* _WHAT IS NEEDED_:
Restate the entries word for word, omitting nothing.

Items listed in a dataset

>> Begin

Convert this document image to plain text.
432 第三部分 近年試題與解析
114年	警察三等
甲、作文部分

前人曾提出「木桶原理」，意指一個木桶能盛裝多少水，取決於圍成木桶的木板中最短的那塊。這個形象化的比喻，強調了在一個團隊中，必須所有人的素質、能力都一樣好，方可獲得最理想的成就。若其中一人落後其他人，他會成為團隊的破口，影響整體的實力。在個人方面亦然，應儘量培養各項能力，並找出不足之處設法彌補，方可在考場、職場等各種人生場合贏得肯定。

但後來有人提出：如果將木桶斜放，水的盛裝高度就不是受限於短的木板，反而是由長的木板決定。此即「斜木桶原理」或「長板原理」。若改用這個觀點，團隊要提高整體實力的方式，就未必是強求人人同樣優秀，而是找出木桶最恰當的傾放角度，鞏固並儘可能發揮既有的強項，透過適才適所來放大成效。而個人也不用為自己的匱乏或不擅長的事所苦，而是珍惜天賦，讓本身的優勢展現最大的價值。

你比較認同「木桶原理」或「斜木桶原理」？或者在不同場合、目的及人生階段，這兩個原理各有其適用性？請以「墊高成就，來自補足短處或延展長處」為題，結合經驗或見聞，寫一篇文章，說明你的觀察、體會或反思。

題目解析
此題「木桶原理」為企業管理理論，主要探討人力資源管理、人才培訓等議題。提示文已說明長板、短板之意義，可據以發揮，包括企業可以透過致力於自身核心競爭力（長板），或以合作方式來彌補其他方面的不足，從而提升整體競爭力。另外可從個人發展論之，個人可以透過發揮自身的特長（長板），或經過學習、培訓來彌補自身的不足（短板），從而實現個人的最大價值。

>> End

* _SOLVED EXERCISE_:
Convert this document image to plain text.
432 第三部分 近年試題與解析
114年	警察三等
甲、作文部分

前人曾提出「木桶原理」，意指一個木桶能盛裝多少水，取決於圍成木桶的木板中最短的那塊。這個形象化的比喻，強調了在一個團隊中，必須所有人的素質、能力都一樣好，方可獲得最理想的成就。若其中一人落後其他人，他會成為團隊的破口，影響整體的實力。在個人方面亦然，應儘量培養各項能力，並找出不足之處設法彌補，方可在考場、職場等各種人生場合贏得肯定。

但後來有人提出：如果將木桶斜放，水的盛裝高度就不是受限於短的木板，反而是由長的木板決定。此即「斜木桶原理」或「長板原理」。若改用這個觀點，團隊要提高整體實力的方式，就未必是強求人人同樣優秀，而是找出木桶最恰當的傾放角度，鞏固並儘可能發揮既有的強項，透過適才適所來放大成效。而個人也不用為自己的匱乏或不擅長的事所苦，而是珍惜天賦，讓本身的優勢展現最大的價值。

你比較認同「木桶原理」或「斜木桶原理」？或者在不同場合、目的及人生階段，這兩個原理各有其適用性？請以「墊高成就，來自補足短處或延展長處」為題，結合經驗或見聞，寫一篇文章，說明你的觀察、體會或反思。

題目解析
此題「木桶原理」為企業管理理論，主要探討人力資源管理、人才培訓等議題。提示文已說明長板、短板之意義，可據以發揮，包括企業可以透過致力於自身核心競爭力（長板），或以合作方式來彌補其他方面的不足，從而提升整體競爭力。另外可從個人發展論之，個人可以透過發揮自身的特長（長板），或經過學習、培訓來彌補自身的不足（短板），從而實現個人的最大價值。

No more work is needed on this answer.